What you should do: Transcribe the data in full and exactly, omitting any pictures.

Information given:
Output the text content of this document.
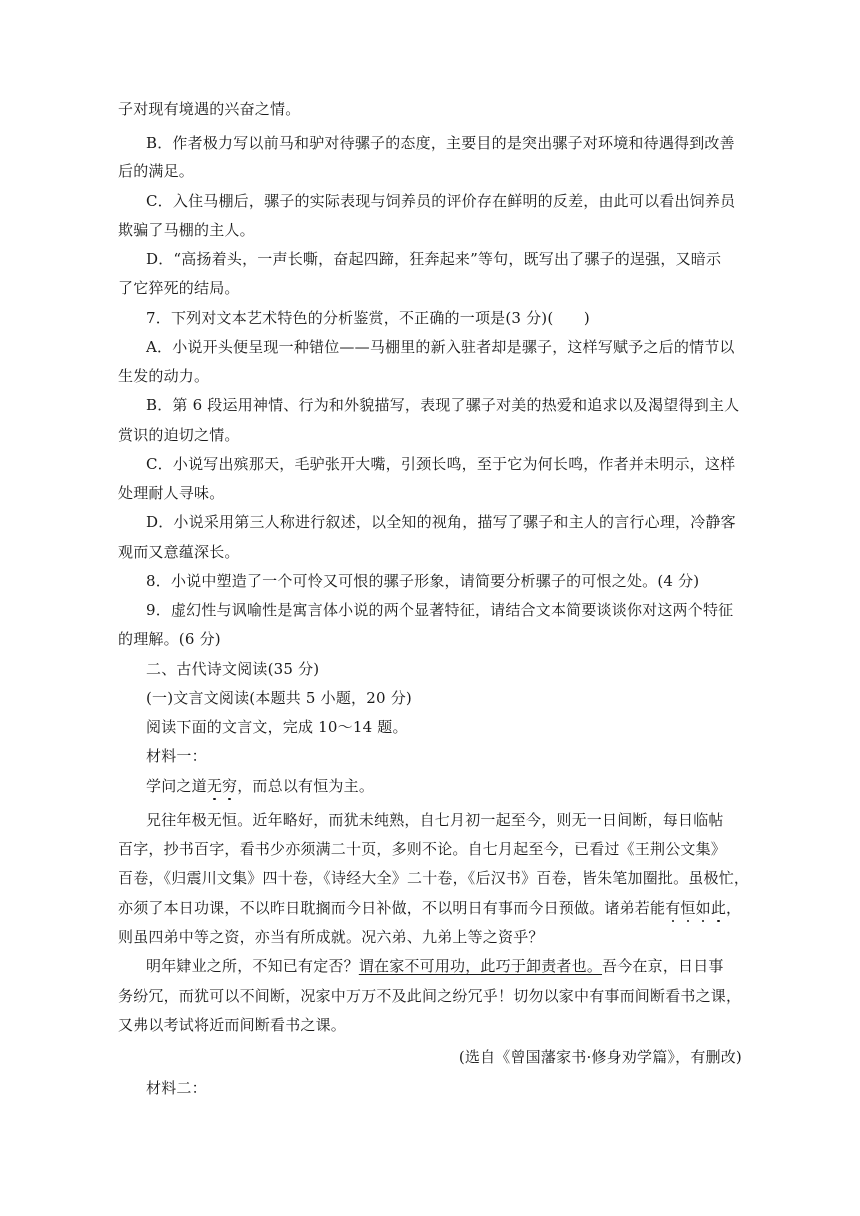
子对现有境遇的兴奋之情。
B．作者极力写以前马和驴对待骡子的态度，主要目的是突出骡子对环境和待遇得到改善
后的满足。
C．入住马棚后，骡子的实际表现与饲养员的评价存在鲜明的反差，由此可以看出饲养员
欺骗了马棚的主人。
D．“高扬着头，一声长嘶，奋起四蹄，狂奔起来”等句，既写出了骡子的逞强，又暗示
了它猝死的结局。
7．下列对文本艺术特色的分析鉴赏，不正确的一项是(3 分)(　　)
A．小说开头便呈现一种错位——马棚里的新入驻者却是骡子，这样写赋予之后的情节以
生发的动力。
B．第 6 段运用神情、行为和外貌描写，表现了骡子对美的热爱和追求以及渴望得到主人
赏识的迫切之情。
C．小说写出殡那天，毛驴张开大嘴，引颈长鸣，至于它为何长鸣，作者并未明示，这样
处理耐人寻味。
D．小说采用第三人称进行叙述，以全知的视角，描写了骡子和主人的言行心理，冷静客
观而又意蕴深长。
8．小说中塑造了一个可怜又可恨的骡子形象，请简要分析骡子的可恨之处。(4 分)
9．虚幻性与讽喻性是寓言体小说的两个显著特征，请结合文本简要谈谈你对这两个特征
的理解。(6 分)
二、古代诗文阅读(35 分)
(一)文言文阅读(本题共 5 小题，20 分)
阅读下面的文言文，完成 10～14 题。
材料一：
学问之道无穷，而总以有恒为主。
兄往年极无恒。近年略好，而犹未纯熟，自七月初一起至今，则无一日间断，每日临帖
百字，抄书百字，看书少亦须满二十页，多则不论。自七月起至今，已看过《王荆公文集》
百卷，《归震川文集》四十卷，《诗经大全》二十卷，《后汉书》百卷，皆朱笔加圈批。虽极忙，
亦须了本日功课，不以昨日耽搁而今日补做，不以明日有事而今日预做。诸弟若能有恒如此，
则虽四弟中等之资，亦当有所成就。况六弟、九弟上等之资乎？
明年肄业之所，不知已有定否？谓在家不可用功，此巧于卸责者也。吾今在京，日日事
务纷冗，而犹可以不间断，况家中万万不及此间之纷冗乎！切勿以家中有事而间断看书之课，
又弗以考试将近而间断看书之课。
(选自《曾国藩家书·修身劝学篇》，有删改)
材料二：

Final answer:
Output the text content of this document.
子对现有境遇的兴奋之情。
B．作者极力写以前马和驴对待骡子的态度，主要目的是突出骡子对环境和待遇得到改善
后的满足。
C．入住马棚后，骡子的实际表现与饲养员的评价存在鲜明的反差，由此可以看出饲养员
欺骗了马棚的主人。
D．“高扬着头，一声长嘶，奋起四蹄，狂奔起来”等句，既写出了骡子的逞强，又暗示
了它猝死的结局。
7．下列对文本艺术特色的分析鉴赏，不正确的一项是(3 分)(　　)
A．小说开头便呈现一种错位——马棚里的新入驻者却是骡子，这样写赋予之后的情节以
生发的动力。
B．第 6 段运用神情、行为和外貌描写，表现了骡子对美的热爱和追求以及渴望得到主人
赏识的迫切之情。
C．小说写出殡那天，毛驴张开大嘴，引颈长鸣，至于它为何长鸣，作者并未明示，这样
处理耐人寻味。
D．小说采用第三人称进行叙述，以全知的视角，描写了骡子和主人的言行心理，冷静客
观而又意蕴深长。
8．小说中塑造了一个可怜又可恨的骡子形象，请简要分析骡子的可恨之处。(4 分)
9．虚幻性与讽喻性是寓言体小说的两个显著特征，请结合文本简要谈谈你对这两个特征
的理解。(6 分)
二、古代诗文阅读(35 分)
(一)文言文阅读(本题共 5 小题，20 分)
阅读下面的文言文，完成 10～14 题。
材料一：
学问之道无穷，而总以有恒为主。
兄往年极无恒。近年略好，而犹未纯熟，自七月初一起至今，则无一日间断，每日临帖
百字，抄书百字，看书少亦须满二十页，多则不论。自七月起至今，已看过《王荆公文集》
百卷，《归震川文集》四十卷，《诗经大全》二十卷，《后汉书》百卷，皆朱笔加圈批。虽极忙，
亦须了本日功课，不以昨日耽搁而今日补做，不以明日有事而今日预做。诸弟若能有恒如此，
则虽四弟中等之资，亦当有所成就。况六弟、九弟上等之资乎？
明年肄业之所，不知已有定否？谓在家不可用功，此巧于卸责者也。吾今在京，日日事
务纷冗，而犹可以不间断，况家中万万不及此间之纷冗乎！切勿以家中有事而间断看书之课，
又弗以考试将近而间断看书之课。
(选自《曾国藩家书·修身劝学篇》，有删改)
材料二：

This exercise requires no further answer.